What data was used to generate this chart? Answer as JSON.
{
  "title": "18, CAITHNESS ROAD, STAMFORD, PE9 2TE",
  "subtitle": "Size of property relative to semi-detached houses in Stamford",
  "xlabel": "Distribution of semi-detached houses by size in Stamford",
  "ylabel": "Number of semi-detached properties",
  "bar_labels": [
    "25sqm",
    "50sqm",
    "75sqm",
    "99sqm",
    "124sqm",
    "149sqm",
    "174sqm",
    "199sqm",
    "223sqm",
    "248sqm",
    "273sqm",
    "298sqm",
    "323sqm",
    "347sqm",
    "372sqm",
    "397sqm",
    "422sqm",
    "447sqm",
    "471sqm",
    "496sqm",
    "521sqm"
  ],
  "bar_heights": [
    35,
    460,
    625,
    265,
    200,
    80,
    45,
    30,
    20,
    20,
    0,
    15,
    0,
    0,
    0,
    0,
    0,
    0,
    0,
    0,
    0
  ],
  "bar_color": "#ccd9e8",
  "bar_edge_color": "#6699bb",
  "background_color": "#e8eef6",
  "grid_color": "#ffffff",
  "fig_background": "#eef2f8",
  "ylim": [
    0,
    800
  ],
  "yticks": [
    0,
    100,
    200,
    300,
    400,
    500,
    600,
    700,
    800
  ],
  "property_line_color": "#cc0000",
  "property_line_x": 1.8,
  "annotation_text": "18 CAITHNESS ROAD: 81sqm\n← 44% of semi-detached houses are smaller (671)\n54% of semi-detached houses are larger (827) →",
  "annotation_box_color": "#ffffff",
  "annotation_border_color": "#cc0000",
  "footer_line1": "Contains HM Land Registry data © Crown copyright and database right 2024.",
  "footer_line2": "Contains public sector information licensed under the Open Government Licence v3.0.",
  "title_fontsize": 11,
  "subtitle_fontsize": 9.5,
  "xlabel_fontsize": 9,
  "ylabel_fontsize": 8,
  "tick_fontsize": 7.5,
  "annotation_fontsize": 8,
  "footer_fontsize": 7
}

==

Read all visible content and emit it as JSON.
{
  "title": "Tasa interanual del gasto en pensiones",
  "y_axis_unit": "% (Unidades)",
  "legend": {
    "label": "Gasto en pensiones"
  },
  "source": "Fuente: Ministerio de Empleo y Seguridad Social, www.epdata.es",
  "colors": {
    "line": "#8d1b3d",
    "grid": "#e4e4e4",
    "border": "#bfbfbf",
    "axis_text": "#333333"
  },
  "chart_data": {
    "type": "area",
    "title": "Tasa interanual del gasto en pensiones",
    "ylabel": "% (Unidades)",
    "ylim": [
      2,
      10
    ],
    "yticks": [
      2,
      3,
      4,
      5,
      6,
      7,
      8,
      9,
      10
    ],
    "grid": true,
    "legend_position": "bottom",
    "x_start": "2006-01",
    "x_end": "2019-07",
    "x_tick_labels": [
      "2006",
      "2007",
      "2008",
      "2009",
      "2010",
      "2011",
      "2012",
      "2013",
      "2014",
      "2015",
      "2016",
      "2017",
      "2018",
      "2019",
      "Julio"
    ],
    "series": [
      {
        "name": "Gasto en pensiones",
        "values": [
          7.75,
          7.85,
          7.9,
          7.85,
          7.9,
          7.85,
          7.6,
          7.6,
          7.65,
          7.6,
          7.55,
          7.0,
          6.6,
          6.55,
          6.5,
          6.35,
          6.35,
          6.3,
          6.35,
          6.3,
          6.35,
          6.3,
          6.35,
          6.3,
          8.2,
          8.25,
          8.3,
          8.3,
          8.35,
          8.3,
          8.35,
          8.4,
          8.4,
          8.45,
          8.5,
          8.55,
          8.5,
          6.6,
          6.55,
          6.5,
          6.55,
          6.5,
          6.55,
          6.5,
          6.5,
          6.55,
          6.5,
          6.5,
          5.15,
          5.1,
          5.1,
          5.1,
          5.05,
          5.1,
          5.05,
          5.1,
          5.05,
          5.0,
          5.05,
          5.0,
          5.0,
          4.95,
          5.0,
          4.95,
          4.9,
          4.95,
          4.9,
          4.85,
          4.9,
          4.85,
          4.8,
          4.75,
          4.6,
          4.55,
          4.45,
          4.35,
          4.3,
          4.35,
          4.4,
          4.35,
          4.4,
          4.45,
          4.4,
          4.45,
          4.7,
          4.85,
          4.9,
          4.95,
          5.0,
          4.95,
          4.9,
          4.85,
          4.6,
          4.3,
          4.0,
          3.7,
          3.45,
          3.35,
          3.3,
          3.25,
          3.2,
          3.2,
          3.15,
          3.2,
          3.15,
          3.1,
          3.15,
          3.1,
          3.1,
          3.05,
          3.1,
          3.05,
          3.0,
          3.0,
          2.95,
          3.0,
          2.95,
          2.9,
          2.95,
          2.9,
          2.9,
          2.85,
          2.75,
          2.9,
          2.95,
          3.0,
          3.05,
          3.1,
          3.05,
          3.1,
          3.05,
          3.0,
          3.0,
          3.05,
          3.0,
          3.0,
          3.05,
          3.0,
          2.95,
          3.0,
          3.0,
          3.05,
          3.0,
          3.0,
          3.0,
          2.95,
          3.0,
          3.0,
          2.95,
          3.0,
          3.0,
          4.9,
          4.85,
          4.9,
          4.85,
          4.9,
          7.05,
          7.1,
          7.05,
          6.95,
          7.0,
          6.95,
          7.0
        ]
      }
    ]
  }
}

Problem to work on>
Which lines include the word "ROAD"? Copy every one of them.

Exercise result>
  "title": "18, CAITHNESS ROAD, STAMFORD, PE9 2TE",
  "annotation_text": "18 CAITHNESS ROAD: 81sqm\n← 44% of semi-detached houses are smaller (671)\n54% of semi-detached houses are larger (827) →",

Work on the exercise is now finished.